Stored data entries:
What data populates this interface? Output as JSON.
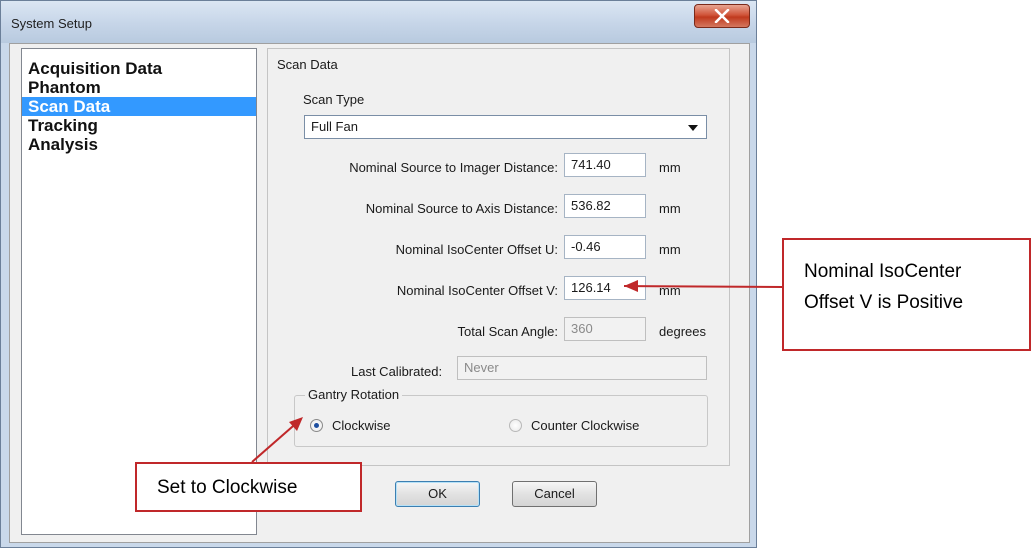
{
  "window": {
    "title": "System Setup"
  },
  "nav": {
    "items": [
      {
        "label": "Acquisition Data"
      },
      {
        "label": "Phantom"
      },
      {
        "label": "Scan Data"
      },
      {
        "label": "Tracking"
      },
      {
        "label": "Analysis"
      }
    ],
    "selected": "Scan Data"
  },
  "panel": {
    "title": "Scan Data",
    "scan_type_label": "Scan Type",
    "scan_type_value": "Full Fan",
    "fields": [
      {
        "label": "Nominal Source to Imager Distance:",
        "value": "741.40",
        "unit": "mm"
      },
      {
        "label": "Nominal Source to Axis Distance:",
        "value": "536.82",
        "unit": "mm"
      },
      {
        "label": "Nominal IsoCenter Offset U:",
        "value": "-0.46",
        "unit": "mm"
      },
      {
        "label": "Nominal IsoCenter Offset V:",
        "value": "126.14",
        "unit": "mm"
      },
      {
        "label": "Total Scan Angle:",
        "value": "360",
        "unit": "degrees"
      }
    ],
    "last_calibrated_label": "Last Calibrated:",
    "last_calibrated_value": "Never",
    "gantry": {
      "label": "Gantry Rotation",
      "options": [
        {
          "label": "Clockwise",
          "checked": true
        },
        {
          "label": "Counter Clockwise",
          "checked": false
        }
      ]
    }
  },
  "buttons": {
    "ok": "OK",
    "cancel": "Cancel"
  },
  "annotations": {
    "callout_right_line1": "Nominal IsoCenter",
    "callout_right_line2": "Offset V is Positive",
    "callout_left": "Set to Clockwise",
    "color": "#c0282a"
  }
}
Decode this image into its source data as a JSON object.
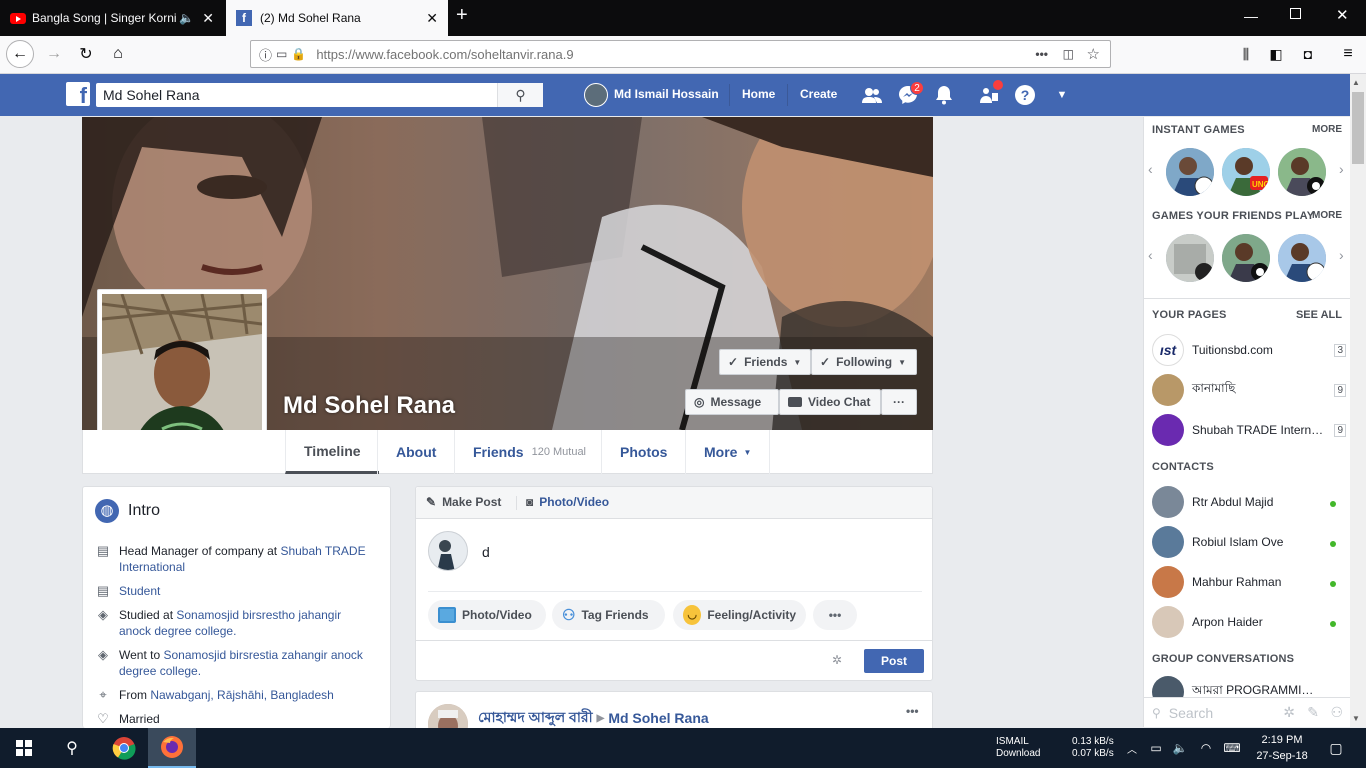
{
  "browser": {
    "tabs": [
      {
        "title": "Bangla Song | Singer Kornia"
      },
      {
        "title": "(2) Md Sohel Rana"
      }
    ],
    "url": "https://www.facebook.com/soheltanvir.rana.9",
    "url_host": "facebook.com"
  },
  "fb": {
    "search_value": "Md Sohel Rana",
    "user_name": "Md Ismail Hossain",
    "nav_home": "Home",
    "nav_create": "Create",
    "messenger_badge": "2"
  },
  "profile": {
    "name": "Md Sohel Rana",
    "btn_friends": "Friends",
    "btn_following": "Following",
    "btn_message": "Message",
    "btn_video_chat": "Video Chat",
    "btn_more": "···",
    "tabs": {
      "timeline": "Timeline",
      "about": "About",
      "friends": "Friends",
      "friends_mutual": "120 Mutual",
      "photos": "Photos",
      "more": "More"
    }
  },
  "intro": {
    "title": "Intro",
    "rows": [
      {
        "pre": "Head Manager of company at ",
        "link": "Shubah TRADE International",
        "post": ""
      },
      {
        "pre": "",
        "link": "Student",
        "post": ""
      },
      {
        "pre": "Studied at ",
        "link": "Sonamosjid birsrestho jahangir anock degree college.",
        "post": ""
      },
      {
        "pre": "Went to ",
        "link": "Sonamosjid birsrestia zahangir anock degree college.",
        "post": ""
      },
      {
        "pre": "From ",
        "link": "Nawabganj, Rājshāhi, Bangladesh",
        "post": ""
      },
      {
        "pre": "Married",
        "link": "",
        "post": ""
      }
    ]
  },
  "composer": {
    "make_post": "Make Post",
    "photo_video_tab": "Photo/Video",
    "text": "d",
    "photo_video": "Photo/Video",
    "tag_friends": "Tag Friends",
    "feeling": "Feeling/Activity",
    "more": "•••",
    "post": "Post"
  },
  "feed_post": {
    "author": "মোহাম্মদ আব্দুল বারী",
    "target": "Md Sohel Rana",
    "menu": "•••"
  },
  "sidebar": {
    "instant_games": "INSTANT GAMES",
    "instant_more": "MORE",
    "friends_games": "GAMES YOUR FRIENDS PLAY",
    "friends_more": "MORE",
    "your_pages": "YOUR PAGES",
    "see_all": "SEE ALL",
    "pages": [
      {
        "name": "Tuitionsbd.com",
        "count": "3"
      },
      {
        "name": "কানামাছি",
        "count": "9"
      },
      {
        "name": "Shubah TRADE Intern…",
        "count": "9"
      }
    ],
    "contacts_title": "CONTACTS",
    "contacts": [
      {
        "name": "Rtr Abdul Majid"
      },
      {
        "name": "Robiul Islam Ove"
      },
      {
        "name": "Mahbur Rahman"
      },
      {
        "name": "Arpon Haider"
      }
    ],
    "group_conv": "GROUP CONVERSATIONS",
    "group_name": "আমরা PROGRAMMI…",
    "search_placeholder": "Search"
  },
  "taskbar": {
    "net_label1": "ISMAIL",
    "net_label2": "Download",
    "up_rate": "0.13 kB/s",
    "down_rate": "0.07 kB/s",
    "time": "2:19 PM",
    "date": "27-Sep-18"
  },
  "colors": {
    "fb_blue": "#4267b2",
    "link": "#365899",
    "online": "#42b72a"
  }
}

*TASK INSTRUCTIONS*: Every record above should be written out again without change, except that the pictures are left out.

*OUTPUT OF THE EXERCISE*:
What data populates this interface? Output as JSON.
{
  "window": {
    "title": "System Setup"
  },
  "nav": {
    "items": [
      {
        "label": "Acquisition Data"
      },
      {
        "label": "Phantom"
      },
      {
        "label": "Scan Data"
      },
      {
        "label": "Tracking"
      },
      {
        "label": "Analysis"
      }
    ],
    "selected": "Scan Data"
  },
  "panel": {
    "title": "Scan Data",
    "scan_type_label": "Scan Type",
    "scan_type_value": "Full Fan",
    "fields": [
      {
        "label": "Nominal Source to Imager Distance:",
        "value": "741.40",
        "unit": "mm"
      },
      {
        "label": "Nominal Source to Axis Distance:",
        "value": "536.82",
        "unit": "mm"
      },
      {
        "label": "Nominal IsoCenter Offset U:",
        "value": "-0.46",
        "unit": "mm"
      },
      {
        "label": "Nominal IsoCenter Offset V:",
        "value": "126.14",
        "unit": "mm"
      },
      {
        "label": "Total Scan Angle:",
        "value": "360",
        "unit": "degrees"
      }
    ],
    "last_calibrated_label": "Last Calibrated:",
    "last_calibrated_value": "Never",
    "gantry": {
      "label": "Gantry Rotation",
      "options": [
        {
          "label": "Clockwise",
          "checked": true
        },
        {
          "label": "Counter Clockwise",
          "checked": false
        }
      ]
    }
  },
  "buttons": {
    "ok": "OK",
    "cancel": "Cancel"
  },
  "annotations": {
    "callout_right_line1": "Nominal IsoCenter",
    "callout_right_line2": "Offset V is Positive",
    "callout_left": "Set to Clockwise",
    "color": "#c0282a"
  }
}
Decode this image into its source data as a JSON object.
{
  "browser": {
    "tabs": [
      {
        "title": "Bangla Song | Singer Kornia"
      },
      {
        "title": "(2) Md Sohel Rana"
      }
    ],
    "url": "https://www.facebook.com/soheltanvir.rana.9",
    "url_host": "facebook.com"
  },
  "fb": {
    "search_value": "Md Sohel Rana",
    "user_name": "Md Ismail Hossain",
    "nav_home": "Home",
    "nav_create": "Create",
    "messenger_badge": "2"
  },
  "profile": {
    "name": "Md Sohel Rana",
    "btn_friends": "Friends",
    "btn_following": "Following",
    "btn_message": "Message",
    "btn_video_chat": "Video Chat",
    "btn_more": "···",
    "tabs": {
      "timeline": "Timeline",
      "about": "About",
      "friends": "Friends",
      "friends_mutual": "120 Mutual",
      "photos": "Photos",
      "more": "More"
    }
  },
  "intro": {
    "title": "Intro",
    "rows": [
      {
        "pre": "Head Manager of company at ",
        "link": "Shubah TRADE International",
        "post": ""
      },
      {
        "pre": "",
        "link": "Student",
        "post": ""
      },
      {
        "pre": "Studied at ",
        "link": "Sonamosjid birsrestho jahangir anock degree college.",
        "post": ""
      },
      {
        "pre": "Went to ",
        "link": "Sonamosjid birsrestia zahangir anock degree college.",
        "post": ""
      },
      {
        "pre": "From ",
        "link": "Nawabganj, Rājshāhi, Bangladesh",
        "post": ""
      },
      {
        "pre": "Married",
        "link": "",
        "post": ""
      }
    ]
  },
  "composer": {
    "make_post": "Make Post",
    "photo_video_tab": "Photo/Video",
    "text": "d",
    "photo_video": "Photo/Video",
    "tag_friends": "Tag Friends",
    "feeling": "Feeling/Activity",
    "more": "•••",
    "post": "Post"
  },
  "feed_post": {
    "author": "মোহাম্মদ আব্দুল বারী",
    "target": "Md Sohel Rana",
    "menu": "•••"
  },
  "sidebar": {
    "instant_games": "INSTANT GAMES",
    "instant_more": "MORE",
    "friends_games": "GAMES YOUR FRIENDS PLAY",
    "friends_more": "MORE",
    "your_pages": "YOUR PAGES",
    "see_all": "SEE ALL",
    "pages": [
      {
        "name": "Tuitionsbd.com",
        "count": "3"
      },
      {
        "name": "কানামাছি",
        "count": "9"
      },
      {
        "name": "Shubah TRADE Intern…",
        "count": "9"
      }
    ],
    "contacts_title": "CONTACTS",
    "contacts": [
      {
        "name": "Rtr Abdul Majid"
      },
      {
        "name": "Robiul Islam Ove"
      },
      {
        "name": "Mahbur Rahman"
      },
      {
        "name": "Arpon Haider"
      }
    ],
    "group_conv": "GROUP CONVERSATIONS",
    "group_name": "আমরা PROGRAMMI…",
    "search_placeholder": "Search"
  },
  "taskbar": {
    "net_label1": "ISMAIL",
    "net_label2": "Download",
    "up_rate": "0.13 kB/s",
    "down_rate": "0.07 kB/s",
    "time": "2:19 PM",
    "date": "27-Sep-18"
  },
  "colors": {
    "fb_blue": "#4267b2",
    "link": "#365899",
    "online": "#42b72a"
  }
}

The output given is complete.